**TO BE DONE:** Each line of the listing must be transcribed exactly, except for the images, which should be excluded.

**Figure collection entries:**
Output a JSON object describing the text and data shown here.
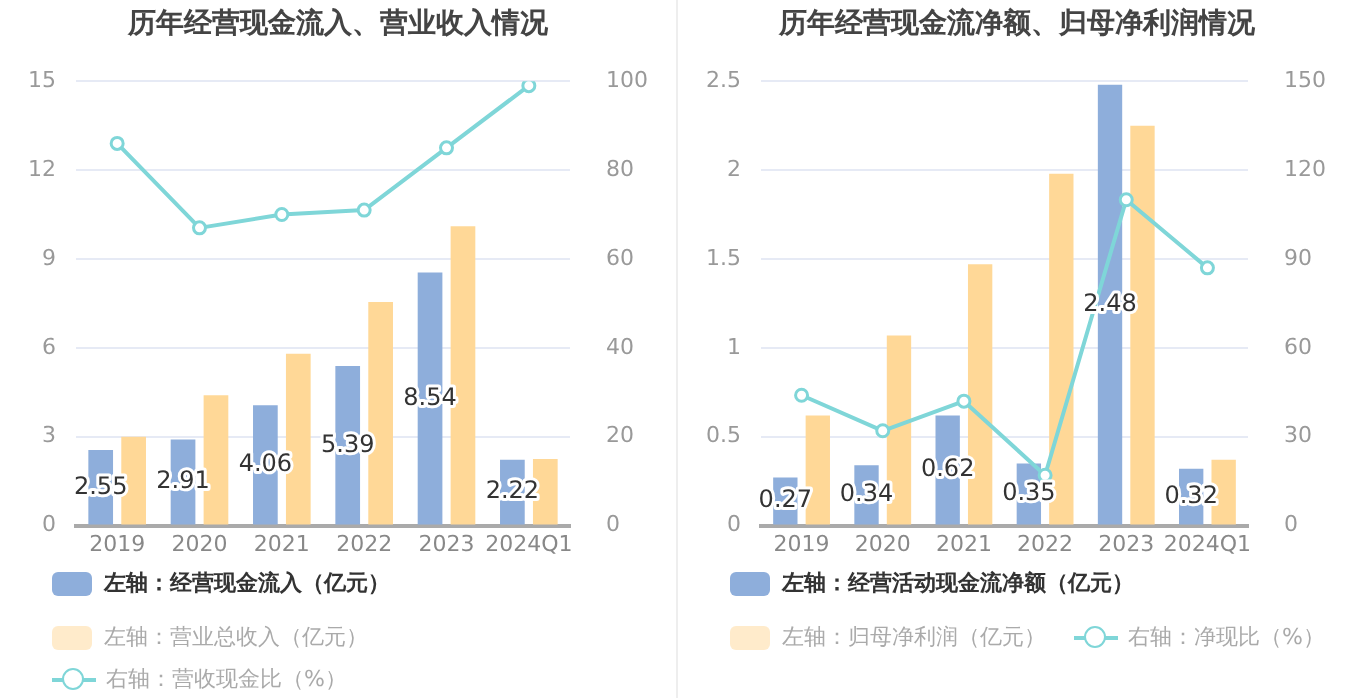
{
  "chart_data": [
    {
      "type": "bar",
      "title": "历年经营现金流入、营业收入情况",
      "categories": [
        "2019",
        "2020",
        "2021",
        "2022",
        "2023",
        "2024Q1"
      ],
      "ylim": [
        0,
        15
      ],
      "yticks": [
        0,
        3,
        6,
        9,
        12,
        15
      ],
      "y2lim": [
        0,
        100
      ],
      "y2ticks": [
        0,
        20,
        40,
        60,
        80,
        100
      ],
      "grid": "y",
      "legend": "bottom",
      "series": [
        {
          "name": "左轴：经营现金流入（亿元）",
          "color": "#8eaedb",
          "values": [
            2.55,
            2.91,
            4.06,
            5.39,
            8.54,
            2.22
          ],
          "value_labels": [
            "2.55",
            "2.91",
            "4.06",
            "5.39",
            "8.54",
            "2.22"
          ]
        },
        {
          "name": "左轴：营业总收入（亿元）",
          "color": "#ffd897",
          "values": [
            3.0,
            4.4,
            5.8,
            7.55,
            10.1,
            2.25
          ]
        },
        {
          "name": "右轴：营收现金比（%）",
          "type": "line",
          "axis": "y2",
          "color": "#7fd6d8",
          "marker": "circle",
          "values": [
            86,
            67,
            70,
            71,
            85,
            99
          ]
        }
      ]
    },
    {
      "type": "bar",
      "title": "历年经营现金流净额、归母净利润情况",
      "categories": [
        "2019",
        "2020",
        "2021",
        "2022",
        "2023",
        "2024Q1"
      ],
      "ylim": [
        0,
        2.5
      ],
      "yticks": [
        0,
        0.5,
        1,
        1.5,
        2,
        2.5
      ],
      "y2lim": [
        0,
        150
      ],
      "y2ticks": [
        0,
        30,
        60,
        90,
        120,
        150
      ],
      "grid": "y",
      "legend": "bottom",
      "series": [
        {
          "name": "左轴：经营活动现金流净额（亿元）",
          "color": "#8eaedb",
          "values": [
            0.27,
            0.34,
            0.62,
            0.35,
            2.48,
            0.32
          ],
          "value_labels": [
            "0.27",
            "0.34",
            "0.62",
            "0.35",
            "2.48",
            "0.32"
          ]
        },
        {
          "name": "左轴：归母净利润（亿元）",
          "color": "#ffd897",
          "values": [
            0.62,
            1.07,
            1.47,
            1.98,
            2.25,
            0.37
          ]
        },
        {
          "name": "右轴：净现比（%）",
          "type": "line",
          "axis": "y2",
          "color": "#7fd6d8",
          "marker": "circle",
          "values": [
            44,
            32,
            42,
            17,
            110,
            87
          ]
        }
      ]
    }
  ]
}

**ANSWER FOR THIS EXERCISE:**
Output a JSON object describing the text and data shown here.
{
  "chart_data": [
    {
      "type": "bar",
      "title": "历年经营现金流入、营业收入情况",
      "categories": [
        "2019",
        "2020",
        "2021",
        "2022",
        "2023",
        "2024Q1"
      ],
      "ylim": [
        0,
        15
      ],
      "yticks": [
        0,
        3,
        6,
        9,
        12,
        15
      ],
      "y2lim": [
        0,
        100
      ],
      "y2ticks": [
        0,
        20,
        40,
        60,
        80,
        100
      ],
      "grid": "y",
      "legend": "bottom",
      "series": [
        {
          "name": "左轴：经营现金流入（亿元）",
          "color": "#8eaedb",
          "values": [
            2.55,
            2.91,
            4.06,
            5.39,
            8.54,
            2.22
          ],
          "value_labels": [
            "2.55",
            "2.91",
            "4.06",
            "5.39",
            "8.54",
            "2.22"
          ]
        },
        {
          "name": "左轴：营业总收入（亿元）",
          "color": "#ffd897",
          "values": [
            3.0,
            4.4,
            5.8,
            7.55,
            10.1,
            2.25
          ]
        },
        {
          "name": "右轴：营收现金比（%）",
          "type": "line",
          "axis": "y2",
          "color": "#7fd6d8",
          "marker": "circle",
          "values": [
            86,
            67,
            70,
            71,
            85,
            99
          ]
        }
      ]
    },
    {
      "type": "bar",
      "title": "历年经营现金流净额、归母净利润情况",
      "categories": [
        "2019",
        "2020",
        "2021",
        "2022",
        "2023",
        "2024Q1"
      ],
      "ylim": [
        0,
        2.5
      ],
      "yticks": [
        0,
        0.5,
        1,
        1.5,
        2,
        2.5
      ],
      "y2lim": [
        0,
        150
      ],
      "y2ticks": [
        0,
        30,
        60,
        90,
        120,
        150
      ],
      "grid": "y",
      "legend": "bottom",
      "series": [
        {
          "name": "左轴：经营活动现金流净额（亿元）",
          "color": "#8eaedb",
          "values": [
            0.27,
            0.34,
            0.62,
            0.35,
            2.48,
            0.32
          ],
          "value_labels": [
            "0.27",
            "0.34",
            "0.62",
            "0.35",
            "2.48",
            "0.32"
          ]
        },
        {
          "name": "左轴：归母净利润（亿元）",
          "color": "#ffd897",
          "values": [
            0.62,
            1.07,
            1.47,
            1.98,
            2.25,
            0.37
          ]
        },
        {
          "name": "右轴：净现比（%）",
          "type": "line",
          "axis": "y2",
          "color": "#7fd6d8",
          "marker": "circle",
          "values": [
            44,
            32,
            42,
            17,
            110,
            87
          ]
        }
      ]
    }
  ]
}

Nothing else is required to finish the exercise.